Given exercise :: Transcribe the records below in full; pictures stay out of the copy.

◇ ◇ ◇ ◇

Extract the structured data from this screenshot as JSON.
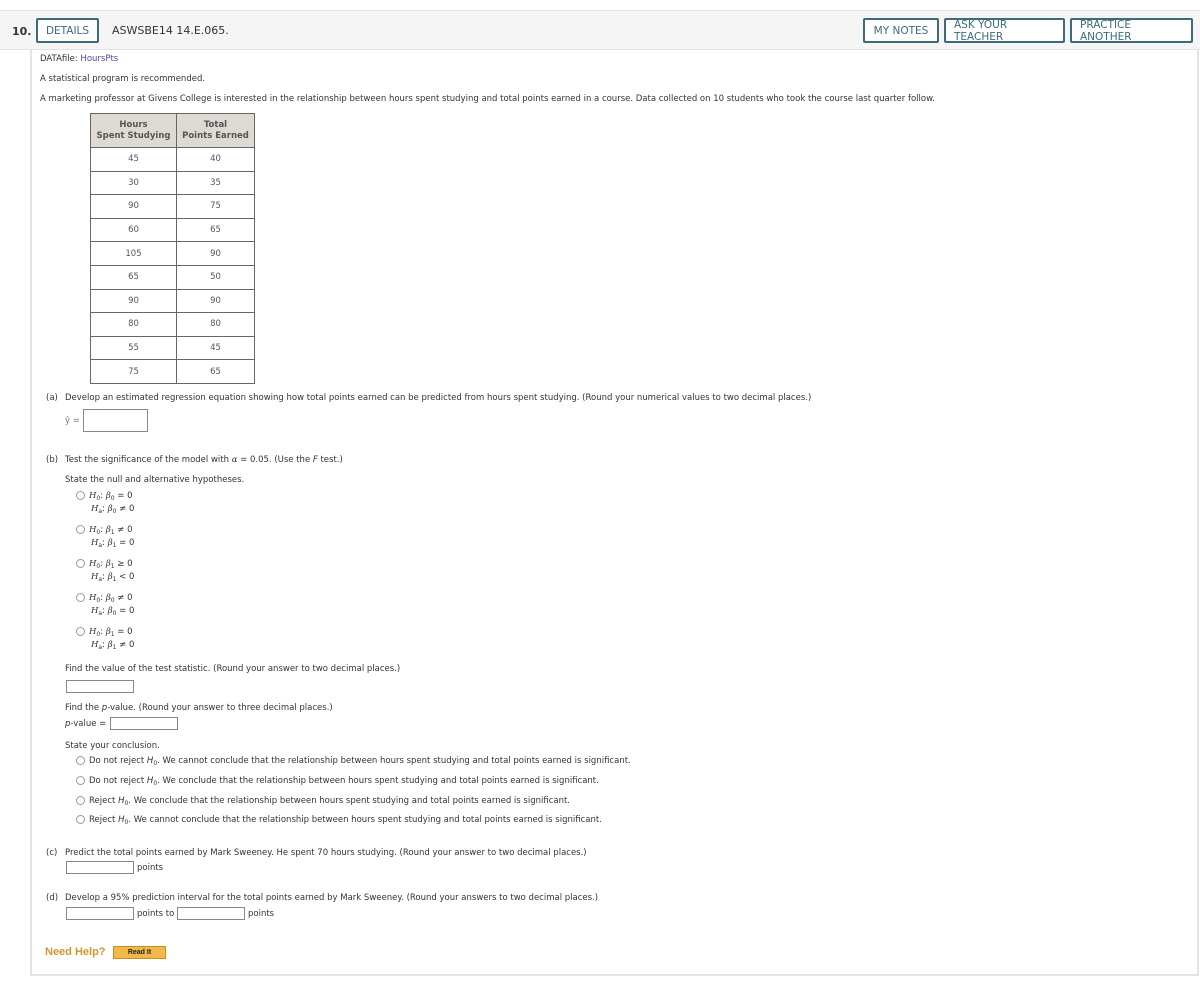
{
  "header": {
    "question_number": "10.",
    "details_label": "DETAILS",
    "question_code": "ASWSBE14 14.E.065.",
    "my_notes_label": "MY NOTES",
    "ask_teacher_label": "ASK YOUR TEACHER",
    "practice_another_label": "PRACTICE ANOTHER"
  },
  "intro": {
    "datafile_label": "DATAfile:",
    "datafile_link": "HoursPts",
    "recommendation": "A statistical program is recommended.",
    "problem": "A marketing professor at Givens College is interested in the relationship between hours spent studying and total points earned in a course. Data collected on 10 students who took the course last quarter follow."
  },
  "table": {
    "headers": [
      [
        "Hours",
        "Spent Studying"
      ],
      [
        "Total",
        "Points Earned"
      ]
    ],
    "rows": [
      [
        "45",
        "40"
      ],
      [
        "30",
        "35"
      ],
      [
        "90",
        "75"
      ],
      [
        "60",
        "65"
      ],
      [
        "105",
        "90"
      ],
      [
        "65",
        "50"
      ],
      [
        "90",
        "90"
      ],
      [
        "80",
        "80"
      ],
      [
        "55",
        "45"
      ],
      [
        "75",
        "65"
      ]
    ]
  },
  "part_a": {
    "label": "(a)",
    "prompt": "Develop an estimated regression equation showing how total points earned can be predicted from hours spent studying. (Round your numerical values to two decimal places.)",
    "yhat_label": "ŷ =",
    "value": ""
  },
  "part_b": {
    "label": "(b)",
    "prompt_pre": "Test the significance of the model with ",
    "alpha": "α",
    "prompt_mid": " = 0.05. (Use the ",
    "f": "F",
    "prompt_post": " test.)",
    "hyp_prompt": "State the null and alternative hypotheses.",
    "hypotheses": [
      {
        "h0": "β₀ = 0",
        "ha": "β₀ ≠ 0",
        "h0_param": "β",
        "h0_sub": "0",
        "h0_rel": "= 0",
        "ha_param": "β",
        "ha_sub": "0",
        "ha_rel": "≠ 0"
      },
      {
        "h0_param": "β",
        "h0_sub": "1",
        "h0_rel": "≠ 0",
        "ha_param": "β",
        "ha_sub": "1",
        "ha_rel": "= 0"
      },
      {
        "h0_param": "β",
        "h0_sub": "1",
        "h0_rel": "≥ 0",
        "ha_param": "β",
        "ha_sub": "1",
        "ha_rel": "< 0"
      },
      {
        "h0_param": "β",
        "h0_sub": "0",
        "h0_rel": "≠ 0",
        "ha_param": "β",
        "ha_sub": "0",
        "ha_rel": "= 0"
      },
      {
        "h0_param": "β",
        "h0_sub": "1",
        "h0_rel": "= 0",
        "ha_param": "β",
        "ha_sub": "1",
        "ha_rel": "≠ 0"
      }
    ],
    "h0_label": "H",
    "h0_sub": "0",
    "ha_label": "H",
    "ha_sub": "a",
    "test_stat_prompt": "Find the value of the test statistic. (Round your answer to two decimal places.)",
    "test_stat_value": "",
    "pvalue_prompt_pre": "Find the ",
    "pvalue_p": "p",
    "pvalue_prompt_post": "-value. (Round your answer to three decimal places.)",
    "pvalue_label_p": "p",
    "pvalue_label_rest": "-value =",
    "pvalue_value": "",
    "conclusion_prompt": "State your conclusion.",
    "conclusions": [
      {
        "pre": "Do not reject ",
        "post": ". We cannot conclude that the relationship between hours spent studying and total points earned is significant."
      },
      {
        "pre": "Do not reject ",
        "post": ". We conclude that the relationship between hours spent studying and total points earned is significant."
      },
      {
        "pre": "Reject ",
        "post": ". We conclude that the relationship between hours spent studying and total points earned is significant."
      },
      {
        "pre": "Reject ",
        "post": ". We cannot conclude that the relationship between hours spent studying and total points earned is significant."
      }
    ]
  },
  "part_c": {
    "label": "(c)",
    "prompt": "Predict the total points earned by Mark Sweeney. He spent 70 hours studying. (Round your answer to two decimal places.)",
    "unit": "points",
    "value": ""
  },
  "part_d": {
    "label": "(d)",
    "prompt": "Develop a 95% prediction interval for the total points earned by Mark Sweeney. (Round your answers to two decimal places.)",
    "mid": "points to",
    "unit": "points",
    "lower": "",
    "upper": ""
  },
  "help": {
    "label": "Need Help?",
    "read_it": "Read It"
  }
}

◇ ◇ ◇ ◇

Solution to the problem ::
Extract the structured data from this screenshot as JSON.
{
  "header": {
    "question_number": "10.",
    "details_label": "DETAILS",
    "question_code": "ASWSBE14 14.E.065.",
    "my_notes_label": "MY NOTES",
    "ask_teacher_label": "ASK YOUR TEACHER",
    "practice_another_label": "PRACTICE ANOTHER"
  },
  "intro": {
    "datafile_label": "DATAfile:",
    "datafile_link": "HoursPts",
    "recommendation": "A statistical program is recommended.",
    "problem": "A marketing professor at Givens College is interested in the relationship between hours spent studying and total points earned in a course. Data collected on 10 students who took the course last quarter follow."
  },
  "table": {
    "headers": [
      [
        "Hours",
        "Spent Studying"
      ],
      [
        "Total",
        "Points Earned"
      ]
    ],
    "rows": [
      [
        "45",
        "40"
      ],
      [
        "30",
        "35"
      ],
      [
        "90",
        "75"
      ],
      [
        "60",
        "65"
      ],
      [
        "105",
        "90"
      ],
      [
        "65",
        "50"
      ],
      [
        "90",
        "90"
      ],
      [
        "80",
        "80"
      ],
      [
        "55",
        "45"
      ],
      [
        "75",
        "65"
      ]
    ]
  },
  "part_a": {
    "label": "(a)",
    "prompt": "Develop an estimated regression equation showing how total points earned can be predicted from hours spent studying. (Round your numerical values to two decimal places.)",
    "yhat_label": "ŷ =",
    "value": ""
  },
  "part_b": {
    "label": "(b)",
    "prompt_pre": "Test the significance of the model with ",
    "alpha": "α",
    "prompt_mid": " = 0.05. (Use the ",
    "f": "F",
    "prompt_post": " test.)",
    "hyp_prompt": "State the null and alternative hypotheses.",
    "hypotheses": [
      {
        "h0": "β₀ = 0",
        "ha": "β₀ ≠ 0",
        "h0_param": "β",
        "h0_sub": "0",
        "h0_rel": "= 0",
        "ha_param": "β",
        "ha_sub": "0",
        "ha_rel": "≠ 0"
      },
      {
        "h0_param": "β",
        "h0_sub": "1",
        "h0_rel": "≠ 0",
        "ha_param": "β",
        "ha_sub": "1",
        "ha_rel": "= 0"
      },
      {
        "h0_param": "β",
        "h0_sub": "1",
        "h0_rel": "≥ 0",
        "ha_param": "β",
        "ha_sub": "1",
        "ha_rel": "< 0"
      },
      {
        "h0_param": "β",
        "h0_sub": "0",
        "h0_rel": "≠ 0",
        "ha_param": "β",
        "ha_sub": "0",
        "ha_rel": "= 0"
      },
      {
        "h0_param": "β",
        "h0_sub": "1",
        "h0_rel": "= 0",
        "ha_param": "β",
        "ha_sub": "1",
        "ha_rel": "≠ 0"
      }
    ],
    "h0_label": "H",
    "h0_sub": "0",
    "ha_label": "H",
    "ha_sub": "a",
    "test_stat_prompt": "Find the value of the test statistic. (Round your answer to two decimal places.)",
    "test_stat_value": "",
    "pvalue_prompt_pre": "Find the ",
    "pvalue_p": "p",
    "pvalue_prompt_post": "-value. (Round your answer to three decimal places.)",
    "pvalue_label_p": "p",
    "pvalue_label_rest": "-value =",
    "pvalue_value": "",
    "conclusion_prompt": "State your conclusion.",
    "conclusions": [
      {
        "pre": "Do not reject ",
        "post": ". We cannot conclude that the relationship between hours spent studying and total points earned is significant."
      },
      {
        "pre": "Do not reject ",
        "post": ". We conclude that the relationship between hours spent studying and total points earned is significant."
      },
      {
        "pre": "Reject ",
        "post": ". We conclude that the relationship between hours spent studying and total points earned is significant."
      },
      {
        "pre": "Reject ",
        "post": ". We cannot conclude that the relationship between hours spent studying and total points earned is significant."
      }
    ]
  },
  "part_c": {
    "label": "(c)",
    "prompt": "Predict the total points earned by Mark Sweeney. He spent 70 hours studying. (Round your answer to two decimal places.)",
    "unit": "points",
    "value": ""
  },
  "part_d": {
    "label": "(d)",
    "prompt": "Develop a 95% prediction interval for the total points earned by Mark Sweeney. (Round your answers to two decimal places.)",
    "mid": "points to",
    "unit": "points",
    "lower": "",
    "upper": ""
  },
  "help": {
    "label": "Need Help?",
    "read_it": "Read It"
  }
}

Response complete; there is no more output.